[CUPLIKAN SUMBER]
^^^^^^^^

Mongabay.co.id

Polemik Cagar Alam Tanjung Panjang: Tambak hingga TORA [Bagian 2]

 

 

Baca: Polemik Cagar Alam Tanjung Panjang: Tambak hingga TORA [Bagian 1]

 

“Kenapa Cagar Alam Tanjung Panjang masuk peta indikatif, karena aturan. Prinsipnya, TORA ini program menyelesaikan masalah dalam kawasan hutan, tidak dibatasi fungsi kawasannya baik hutan lindung maupun konservasi.”

Pernyataan tersebut diucapkan Andi Setiawan, Kepala Balai Pemantapan Kawasan Hutan [BPKH] XV Wilayah Gorontalo, kepada Mongabay Indonesia, Selasa, 14 Mei 2019. BPKH mengaku dituding sebagai institusi yang memasukan TORA dalam kawasan konservasi.

^^^^^^^^

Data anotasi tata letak

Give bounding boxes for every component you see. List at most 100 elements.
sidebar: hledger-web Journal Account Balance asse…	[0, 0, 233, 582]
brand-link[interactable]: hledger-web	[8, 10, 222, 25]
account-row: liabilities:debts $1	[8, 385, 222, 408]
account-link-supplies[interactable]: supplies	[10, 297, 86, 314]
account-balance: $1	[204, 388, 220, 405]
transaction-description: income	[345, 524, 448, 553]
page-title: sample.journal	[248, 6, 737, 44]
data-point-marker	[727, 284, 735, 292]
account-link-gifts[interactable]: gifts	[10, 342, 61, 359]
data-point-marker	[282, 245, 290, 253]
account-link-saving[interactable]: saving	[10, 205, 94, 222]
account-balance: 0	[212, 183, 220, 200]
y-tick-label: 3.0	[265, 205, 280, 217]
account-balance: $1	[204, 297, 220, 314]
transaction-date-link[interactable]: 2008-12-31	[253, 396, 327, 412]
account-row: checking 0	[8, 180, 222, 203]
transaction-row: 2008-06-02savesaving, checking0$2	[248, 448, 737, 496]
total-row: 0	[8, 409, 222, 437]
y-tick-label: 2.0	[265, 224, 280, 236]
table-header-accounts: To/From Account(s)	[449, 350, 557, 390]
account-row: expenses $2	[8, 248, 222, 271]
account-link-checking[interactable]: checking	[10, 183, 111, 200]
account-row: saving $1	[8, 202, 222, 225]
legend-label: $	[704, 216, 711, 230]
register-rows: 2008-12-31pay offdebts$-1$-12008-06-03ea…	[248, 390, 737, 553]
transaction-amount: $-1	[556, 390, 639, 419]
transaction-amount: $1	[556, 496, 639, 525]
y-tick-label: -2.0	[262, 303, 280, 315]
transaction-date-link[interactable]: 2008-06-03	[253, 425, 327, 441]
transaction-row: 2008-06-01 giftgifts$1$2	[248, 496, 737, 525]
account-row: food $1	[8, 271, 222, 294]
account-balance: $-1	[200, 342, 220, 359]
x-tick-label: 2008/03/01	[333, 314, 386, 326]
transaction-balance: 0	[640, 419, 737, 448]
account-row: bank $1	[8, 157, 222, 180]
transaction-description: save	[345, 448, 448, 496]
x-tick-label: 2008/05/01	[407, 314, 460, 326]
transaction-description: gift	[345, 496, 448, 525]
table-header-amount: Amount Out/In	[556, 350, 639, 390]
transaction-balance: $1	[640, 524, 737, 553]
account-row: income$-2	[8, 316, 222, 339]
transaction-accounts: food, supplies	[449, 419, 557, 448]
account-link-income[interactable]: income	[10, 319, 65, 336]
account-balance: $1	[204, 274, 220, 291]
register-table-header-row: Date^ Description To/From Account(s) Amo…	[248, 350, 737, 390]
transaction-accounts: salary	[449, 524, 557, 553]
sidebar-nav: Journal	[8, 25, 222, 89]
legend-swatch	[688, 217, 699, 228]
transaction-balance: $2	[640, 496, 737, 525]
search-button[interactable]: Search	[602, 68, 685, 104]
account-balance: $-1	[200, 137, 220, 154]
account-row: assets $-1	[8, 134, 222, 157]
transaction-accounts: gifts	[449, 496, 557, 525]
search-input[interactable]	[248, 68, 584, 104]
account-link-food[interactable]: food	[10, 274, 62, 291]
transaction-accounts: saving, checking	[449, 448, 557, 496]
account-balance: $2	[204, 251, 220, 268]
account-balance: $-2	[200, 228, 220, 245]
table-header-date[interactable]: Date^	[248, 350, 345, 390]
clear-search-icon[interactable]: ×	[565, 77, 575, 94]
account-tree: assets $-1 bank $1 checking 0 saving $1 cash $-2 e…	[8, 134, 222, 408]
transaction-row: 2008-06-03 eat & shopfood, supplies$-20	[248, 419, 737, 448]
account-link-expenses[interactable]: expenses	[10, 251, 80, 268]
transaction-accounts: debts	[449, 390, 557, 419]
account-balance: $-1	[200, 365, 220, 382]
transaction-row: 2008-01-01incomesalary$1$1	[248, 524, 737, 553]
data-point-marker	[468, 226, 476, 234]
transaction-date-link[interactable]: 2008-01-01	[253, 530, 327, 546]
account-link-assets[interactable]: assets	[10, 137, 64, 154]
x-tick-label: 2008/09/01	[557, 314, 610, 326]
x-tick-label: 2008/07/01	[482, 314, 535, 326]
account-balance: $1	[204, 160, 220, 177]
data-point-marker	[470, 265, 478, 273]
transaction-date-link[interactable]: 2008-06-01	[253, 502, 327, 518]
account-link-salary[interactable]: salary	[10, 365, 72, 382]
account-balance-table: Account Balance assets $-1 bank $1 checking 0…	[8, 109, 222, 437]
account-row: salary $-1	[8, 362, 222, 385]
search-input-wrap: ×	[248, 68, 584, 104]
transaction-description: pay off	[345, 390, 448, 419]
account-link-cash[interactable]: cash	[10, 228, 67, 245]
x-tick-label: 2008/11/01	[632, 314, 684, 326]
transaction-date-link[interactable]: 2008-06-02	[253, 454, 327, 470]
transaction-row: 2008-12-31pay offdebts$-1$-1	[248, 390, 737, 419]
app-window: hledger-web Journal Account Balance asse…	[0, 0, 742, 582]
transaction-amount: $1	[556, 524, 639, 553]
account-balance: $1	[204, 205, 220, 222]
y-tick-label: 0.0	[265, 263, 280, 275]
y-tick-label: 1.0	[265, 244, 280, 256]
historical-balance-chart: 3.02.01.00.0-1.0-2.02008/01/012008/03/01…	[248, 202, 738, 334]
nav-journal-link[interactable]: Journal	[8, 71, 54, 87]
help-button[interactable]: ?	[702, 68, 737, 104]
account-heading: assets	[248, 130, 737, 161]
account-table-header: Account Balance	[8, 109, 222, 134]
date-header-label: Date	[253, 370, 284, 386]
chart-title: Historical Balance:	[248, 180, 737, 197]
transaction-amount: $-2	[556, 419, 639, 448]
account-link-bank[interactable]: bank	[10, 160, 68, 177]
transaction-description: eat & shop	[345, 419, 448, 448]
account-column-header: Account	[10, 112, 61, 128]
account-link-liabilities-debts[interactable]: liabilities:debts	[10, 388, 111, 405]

^^^^^^^^

[TUJUAN] Teruskan artikel tentang polemik Cagar Alam Tanjung Panjang, dimulai setelah kalimat terakhir yang ditampilkan.

[JAWABAN LATIHAN]
Menurut Andi, semua yang sudah terindikasi dikuasai masyarakat, masuk peta indikatif dan yang membuat pusat. Pusat yang dimaksud adalah Direktorat Jenderal Planalogi Kehutanan dan Tata Lingkungan KLHK.

Andi bercerita, dalam surat keputusan itu dimungkinkan perubahan perenam bulan. Sekarang revisinya sudah tiga kali. Ketika pusat merevisi, selalu disampaikan ke BPKH apakah ada usulan atau update. Setelah itu, pihaknya berkoordinasi dengan pemerintah daerah.

“Gambaran revisi 3 lebih luas peta indikatif TORA-nya karena ada usulan kabupaten.”

 

Mangrove tidak hanya mencegah abrasi tetapi juga memberi kehidupan untuk makhluk hidup, tak terkecuali manusia. Foto: Junaidi Hanafiah/Mongabay Indonesia

 

Salah satu fungsi peta indikatif adalah penelaahan kondisi tutupan lahan dalam kawasan hutan dan identifikasi tutupan lahan dengan citra satelit. Hasilnya, di cagar alam yang terindikasi dikuasai masyarakat; ada lahan garapan dan permukiman, maka dimasukkan TORA.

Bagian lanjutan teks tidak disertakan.